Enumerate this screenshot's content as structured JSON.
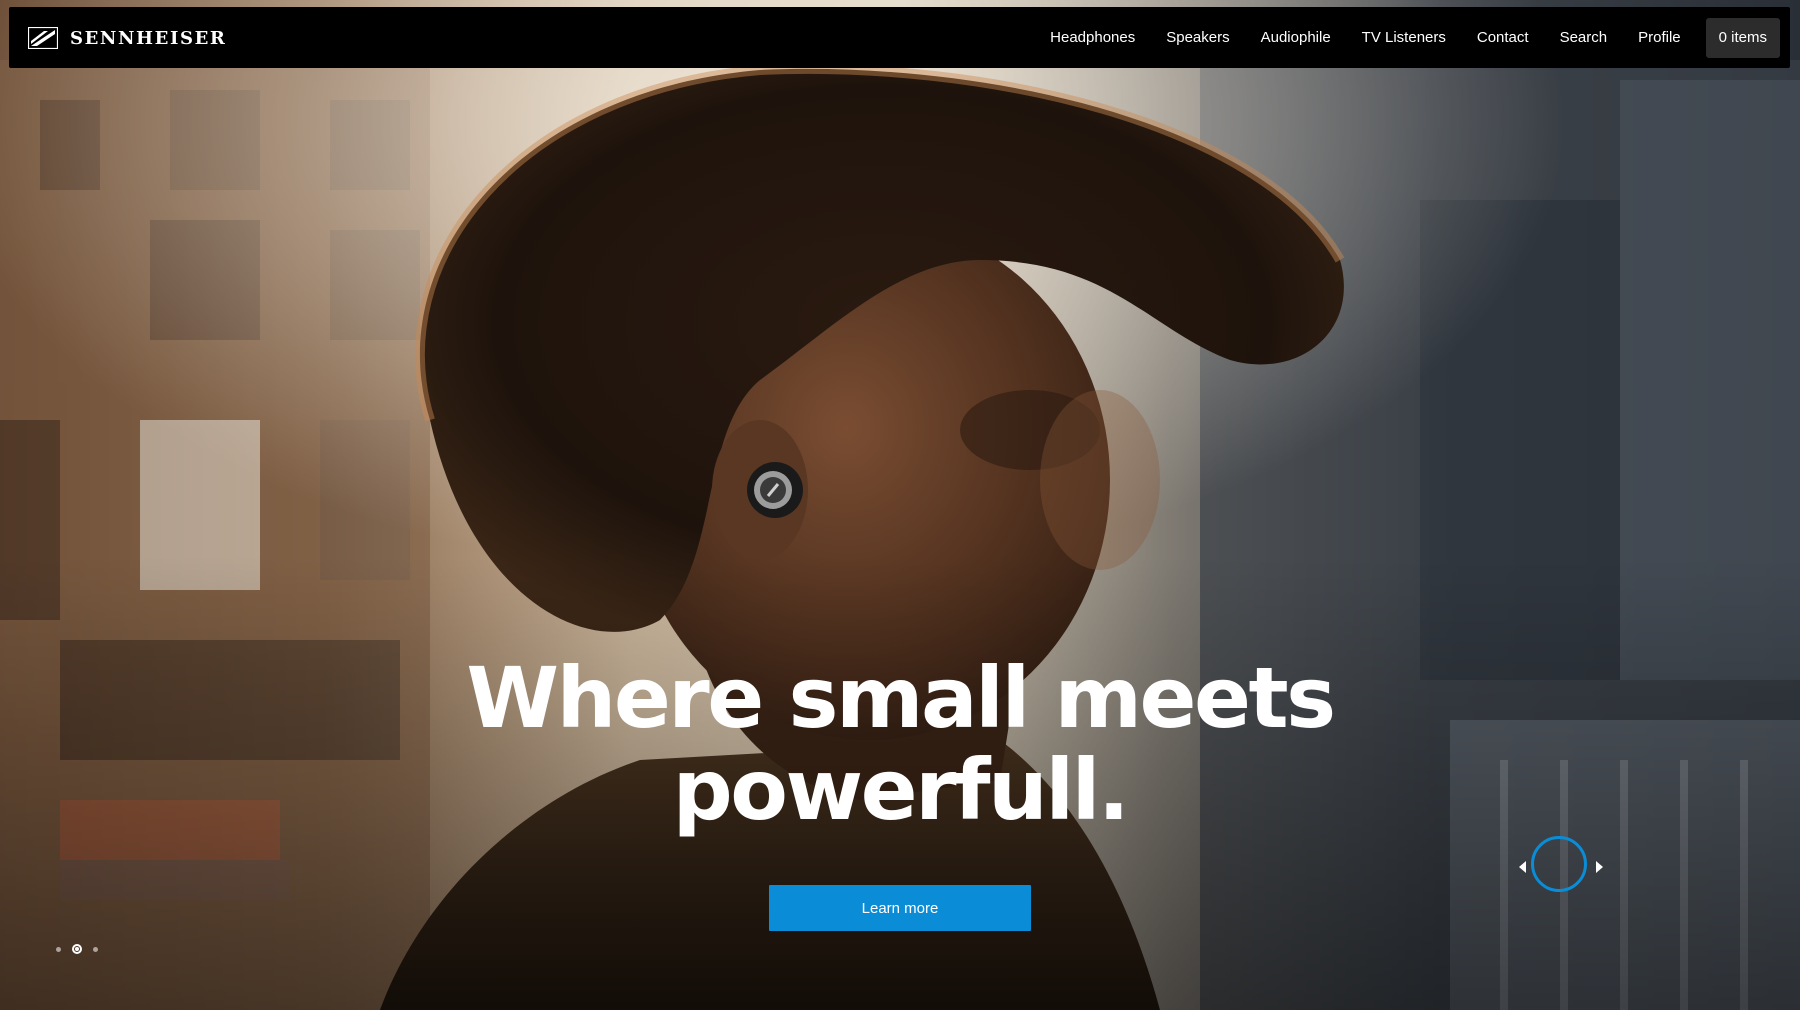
{
  "brand": {
    "name": "SENNHEISER"
  },
  "nav": {
    "items": [
      {
        "label": "Headphones"
      },
      {
        "label": "Speakers"
      },
      {
        "label": "Audiophile"
      },
      {
        "label": "TV Listeners"
      },
      {
        "label": "Contact"
      },
      {
        "label": "Search"
      },
      {
        "label": "Profile"
      }
    ],
    "cart_label": "0 items"
  },
  "hero": {
    "headline_line1": "Where small meets",
    "headline_line2": "powerfull.",
    "cta_label": "Learn more",
    "slides_count": 3,
    "active_slide": 2
  },
  "colors": {
    "accent": "#0a8dd6",
    "nav_bg": "#000000",
    "cart_bg": "#2c2c2c"
  },
  "icons": {
    "logo": "sennheiser-logo-icon",
    "prev": "chevron-left-icon",
    "next": "chevron-right-icon",
    "progress": "autoplay-ring-icon"
  }
}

### Problem requirements
Tally every line of the data that holds the word "chevron" and write the count alone.

### Answer for the task
2